[The request] Please find all lines in the data that hold the string "true" and copy them.

━━ Data shown

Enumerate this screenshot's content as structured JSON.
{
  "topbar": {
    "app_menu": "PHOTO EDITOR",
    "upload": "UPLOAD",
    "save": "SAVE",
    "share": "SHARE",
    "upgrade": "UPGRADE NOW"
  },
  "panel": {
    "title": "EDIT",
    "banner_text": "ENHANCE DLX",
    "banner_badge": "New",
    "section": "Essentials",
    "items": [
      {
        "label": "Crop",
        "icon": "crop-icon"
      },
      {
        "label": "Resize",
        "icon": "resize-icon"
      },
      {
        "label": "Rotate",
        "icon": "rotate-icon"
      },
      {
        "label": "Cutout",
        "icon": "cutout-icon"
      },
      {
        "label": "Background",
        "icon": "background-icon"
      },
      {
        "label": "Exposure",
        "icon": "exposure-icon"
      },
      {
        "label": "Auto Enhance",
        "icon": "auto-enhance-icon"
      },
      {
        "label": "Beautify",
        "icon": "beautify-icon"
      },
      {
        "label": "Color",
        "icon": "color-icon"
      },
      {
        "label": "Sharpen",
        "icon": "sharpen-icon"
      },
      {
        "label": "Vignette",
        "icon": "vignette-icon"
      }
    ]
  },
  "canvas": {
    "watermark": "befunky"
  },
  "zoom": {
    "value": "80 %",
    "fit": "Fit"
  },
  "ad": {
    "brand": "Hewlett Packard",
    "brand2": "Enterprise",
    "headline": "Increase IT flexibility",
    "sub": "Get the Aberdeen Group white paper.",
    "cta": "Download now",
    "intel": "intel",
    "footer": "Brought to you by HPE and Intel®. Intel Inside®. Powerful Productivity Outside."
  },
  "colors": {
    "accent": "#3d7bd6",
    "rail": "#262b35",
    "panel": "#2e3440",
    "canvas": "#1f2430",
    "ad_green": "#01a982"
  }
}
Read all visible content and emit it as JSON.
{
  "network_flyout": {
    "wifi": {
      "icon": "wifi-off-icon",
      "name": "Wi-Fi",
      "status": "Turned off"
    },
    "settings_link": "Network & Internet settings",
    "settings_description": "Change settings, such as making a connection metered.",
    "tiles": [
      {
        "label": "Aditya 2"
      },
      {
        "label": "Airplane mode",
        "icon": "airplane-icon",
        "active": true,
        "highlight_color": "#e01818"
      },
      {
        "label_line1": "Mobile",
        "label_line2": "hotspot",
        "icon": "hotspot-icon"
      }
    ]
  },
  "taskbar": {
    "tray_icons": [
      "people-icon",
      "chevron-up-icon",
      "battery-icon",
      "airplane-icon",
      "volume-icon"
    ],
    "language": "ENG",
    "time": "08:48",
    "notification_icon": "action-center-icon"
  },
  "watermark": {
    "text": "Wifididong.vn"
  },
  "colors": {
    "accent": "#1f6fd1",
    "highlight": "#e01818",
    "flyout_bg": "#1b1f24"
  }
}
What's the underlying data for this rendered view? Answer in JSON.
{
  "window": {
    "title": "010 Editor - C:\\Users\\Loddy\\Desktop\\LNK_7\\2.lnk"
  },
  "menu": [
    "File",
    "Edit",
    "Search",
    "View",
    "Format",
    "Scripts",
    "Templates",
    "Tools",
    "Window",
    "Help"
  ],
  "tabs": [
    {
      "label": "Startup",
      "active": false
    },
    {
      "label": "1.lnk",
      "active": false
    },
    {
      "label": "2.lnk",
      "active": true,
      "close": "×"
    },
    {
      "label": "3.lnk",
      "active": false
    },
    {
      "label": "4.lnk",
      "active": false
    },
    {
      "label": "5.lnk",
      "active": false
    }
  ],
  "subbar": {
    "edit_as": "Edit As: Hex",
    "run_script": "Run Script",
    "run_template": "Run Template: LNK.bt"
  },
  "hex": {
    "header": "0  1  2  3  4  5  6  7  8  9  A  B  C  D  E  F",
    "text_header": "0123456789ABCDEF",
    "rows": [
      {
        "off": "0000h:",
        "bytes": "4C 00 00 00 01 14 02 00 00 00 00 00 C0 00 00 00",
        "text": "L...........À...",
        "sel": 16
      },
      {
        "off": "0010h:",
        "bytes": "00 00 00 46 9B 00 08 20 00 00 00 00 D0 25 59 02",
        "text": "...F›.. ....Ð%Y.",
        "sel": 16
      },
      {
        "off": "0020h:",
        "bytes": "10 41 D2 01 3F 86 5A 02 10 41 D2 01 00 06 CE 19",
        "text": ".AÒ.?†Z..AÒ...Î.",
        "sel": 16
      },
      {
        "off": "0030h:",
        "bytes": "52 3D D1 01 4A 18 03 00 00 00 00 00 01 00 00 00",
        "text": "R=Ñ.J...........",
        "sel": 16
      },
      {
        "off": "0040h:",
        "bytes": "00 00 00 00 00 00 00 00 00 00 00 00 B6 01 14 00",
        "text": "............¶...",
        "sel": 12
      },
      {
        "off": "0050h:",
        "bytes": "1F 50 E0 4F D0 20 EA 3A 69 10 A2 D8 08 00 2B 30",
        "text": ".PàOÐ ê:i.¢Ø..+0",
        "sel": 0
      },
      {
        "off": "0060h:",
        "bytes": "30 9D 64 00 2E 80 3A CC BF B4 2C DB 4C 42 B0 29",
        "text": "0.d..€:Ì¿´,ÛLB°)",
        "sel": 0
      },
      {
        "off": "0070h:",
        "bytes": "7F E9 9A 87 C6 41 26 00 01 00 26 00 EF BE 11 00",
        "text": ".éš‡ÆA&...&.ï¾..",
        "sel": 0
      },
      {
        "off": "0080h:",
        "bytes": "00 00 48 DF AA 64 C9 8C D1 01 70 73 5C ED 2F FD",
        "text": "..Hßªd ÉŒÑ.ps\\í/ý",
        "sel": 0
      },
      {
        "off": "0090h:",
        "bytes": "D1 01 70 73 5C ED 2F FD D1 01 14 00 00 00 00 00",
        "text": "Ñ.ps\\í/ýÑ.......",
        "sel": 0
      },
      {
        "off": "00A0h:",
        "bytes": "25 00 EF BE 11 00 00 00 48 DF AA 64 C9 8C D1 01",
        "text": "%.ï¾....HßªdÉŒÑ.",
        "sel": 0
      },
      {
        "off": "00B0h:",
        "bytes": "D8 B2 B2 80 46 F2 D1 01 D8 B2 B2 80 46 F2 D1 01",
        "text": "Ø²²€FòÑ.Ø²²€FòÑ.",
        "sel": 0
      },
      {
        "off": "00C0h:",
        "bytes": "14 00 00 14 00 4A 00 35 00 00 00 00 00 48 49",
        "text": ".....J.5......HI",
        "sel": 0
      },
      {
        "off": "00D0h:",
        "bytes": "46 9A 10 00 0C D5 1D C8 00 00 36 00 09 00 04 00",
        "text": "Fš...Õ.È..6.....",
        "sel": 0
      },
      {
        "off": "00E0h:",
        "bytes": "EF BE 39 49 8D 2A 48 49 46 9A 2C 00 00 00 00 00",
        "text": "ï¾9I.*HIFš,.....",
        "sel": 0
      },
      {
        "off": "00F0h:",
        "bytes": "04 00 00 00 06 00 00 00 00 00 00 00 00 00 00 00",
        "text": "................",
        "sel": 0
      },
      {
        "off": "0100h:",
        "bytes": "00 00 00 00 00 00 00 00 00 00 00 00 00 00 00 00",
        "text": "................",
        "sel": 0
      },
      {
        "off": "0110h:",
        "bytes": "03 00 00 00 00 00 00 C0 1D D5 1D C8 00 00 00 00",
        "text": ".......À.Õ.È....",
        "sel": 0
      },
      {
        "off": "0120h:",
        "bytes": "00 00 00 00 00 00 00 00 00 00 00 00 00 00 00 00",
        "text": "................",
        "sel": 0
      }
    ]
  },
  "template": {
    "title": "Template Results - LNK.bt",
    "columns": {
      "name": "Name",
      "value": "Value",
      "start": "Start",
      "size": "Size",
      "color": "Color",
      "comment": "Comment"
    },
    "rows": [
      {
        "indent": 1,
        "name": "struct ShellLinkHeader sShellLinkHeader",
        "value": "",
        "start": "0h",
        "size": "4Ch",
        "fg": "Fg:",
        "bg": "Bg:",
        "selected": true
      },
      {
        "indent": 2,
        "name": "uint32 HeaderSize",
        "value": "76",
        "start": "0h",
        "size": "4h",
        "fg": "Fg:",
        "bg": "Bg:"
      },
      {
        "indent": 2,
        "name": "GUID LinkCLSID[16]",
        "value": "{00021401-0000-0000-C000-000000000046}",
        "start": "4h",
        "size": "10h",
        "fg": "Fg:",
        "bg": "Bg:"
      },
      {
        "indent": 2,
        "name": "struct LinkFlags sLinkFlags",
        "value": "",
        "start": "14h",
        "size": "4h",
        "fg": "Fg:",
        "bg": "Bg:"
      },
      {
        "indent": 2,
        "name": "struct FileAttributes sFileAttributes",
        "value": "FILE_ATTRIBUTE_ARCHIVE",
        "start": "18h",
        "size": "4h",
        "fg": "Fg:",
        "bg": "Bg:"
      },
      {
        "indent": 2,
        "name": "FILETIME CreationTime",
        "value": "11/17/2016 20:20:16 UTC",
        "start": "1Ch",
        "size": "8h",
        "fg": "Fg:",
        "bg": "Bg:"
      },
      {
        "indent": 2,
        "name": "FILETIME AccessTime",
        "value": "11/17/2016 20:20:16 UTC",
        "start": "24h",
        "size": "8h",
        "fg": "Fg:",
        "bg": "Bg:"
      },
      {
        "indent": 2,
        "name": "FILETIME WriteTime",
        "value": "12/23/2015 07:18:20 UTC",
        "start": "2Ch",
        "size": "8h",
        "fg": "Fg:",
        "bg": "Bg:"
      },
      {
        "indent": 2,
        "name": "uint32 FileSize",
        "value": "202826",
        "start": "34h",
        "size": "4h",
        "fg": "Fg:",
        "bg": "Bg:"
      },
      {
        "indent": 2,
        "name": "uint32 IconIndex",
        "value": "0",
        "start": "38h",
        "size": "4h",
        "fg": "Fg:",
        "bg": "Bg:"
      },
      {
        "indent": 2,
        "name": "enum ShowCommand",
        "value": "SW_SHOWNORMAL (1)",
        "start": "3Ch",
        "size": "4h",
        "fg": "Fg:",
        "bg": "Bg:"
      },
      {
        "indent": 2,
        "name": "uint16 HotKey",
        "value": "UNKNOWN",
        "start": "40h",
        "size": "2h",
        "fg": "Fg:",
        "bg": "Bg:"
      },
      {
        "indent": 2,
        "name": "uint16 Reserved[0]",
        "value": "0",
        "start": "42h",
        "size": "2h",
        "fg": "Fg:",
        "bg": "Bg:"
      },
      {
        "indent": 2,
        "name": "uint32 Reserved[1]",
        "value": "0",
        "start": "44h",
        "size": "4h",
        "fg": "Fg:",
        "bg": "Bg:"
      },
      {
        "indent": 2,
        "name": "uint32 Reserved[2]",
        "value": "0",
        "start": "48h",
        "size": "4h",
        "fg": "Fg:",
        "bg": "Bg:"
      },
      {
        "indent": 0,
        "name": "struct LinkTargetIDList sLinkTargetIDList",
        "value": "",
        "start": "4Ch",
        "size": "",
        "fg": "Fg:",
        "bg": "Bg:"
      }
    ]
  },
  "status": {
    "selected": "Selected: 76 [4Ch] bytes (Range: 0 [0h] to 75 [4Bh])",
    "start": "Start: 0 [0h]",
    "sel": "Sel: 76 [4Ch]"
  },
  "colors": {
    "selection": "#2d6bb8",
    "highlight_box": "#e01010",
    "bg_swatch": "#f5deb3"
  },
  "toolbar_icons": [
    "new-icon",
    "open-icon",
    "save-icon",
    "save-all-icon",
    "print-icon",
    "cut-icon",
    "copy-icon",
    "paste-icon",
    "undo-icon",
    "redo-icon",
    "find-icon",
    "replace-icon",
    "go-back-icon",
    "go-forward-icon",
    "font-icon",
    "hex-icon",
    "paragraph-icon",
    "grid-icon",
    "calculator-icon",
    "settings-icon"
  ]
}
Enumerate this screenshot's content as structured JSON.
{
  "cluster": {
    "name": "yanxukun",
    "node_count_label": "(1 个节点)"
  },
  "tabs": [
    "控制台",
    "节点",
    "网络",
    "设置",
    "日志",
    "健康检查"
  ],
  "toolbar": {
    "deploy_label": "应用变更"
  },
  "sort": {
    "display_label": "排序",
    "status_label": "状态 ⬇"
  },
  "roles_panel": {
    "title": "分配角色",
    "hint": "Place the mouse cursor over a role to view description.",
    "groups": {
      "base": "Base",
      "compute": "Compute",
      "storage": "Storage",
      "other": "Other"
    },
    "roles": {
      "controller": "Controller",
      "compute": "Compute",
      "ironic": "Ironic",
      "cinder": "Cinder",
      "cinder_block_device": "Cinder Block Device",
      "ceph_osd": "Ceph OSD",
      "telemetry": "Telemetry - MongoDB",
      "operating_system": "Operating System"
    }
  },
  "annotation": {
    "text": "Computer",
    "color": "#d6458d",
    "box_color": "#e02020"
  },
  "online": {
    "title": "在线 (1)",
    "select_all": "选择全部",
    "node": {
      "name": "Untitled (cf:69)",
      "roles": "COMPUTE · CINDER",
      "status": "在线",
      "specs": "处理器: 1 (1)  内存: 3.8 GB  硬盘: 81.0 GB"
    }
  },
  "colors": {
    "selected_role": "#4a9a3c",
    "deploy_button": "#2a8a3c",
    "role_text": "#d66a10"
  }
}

━━━━

[Answer to this problem]
        "active": true,
      "active": true,
        "selected": true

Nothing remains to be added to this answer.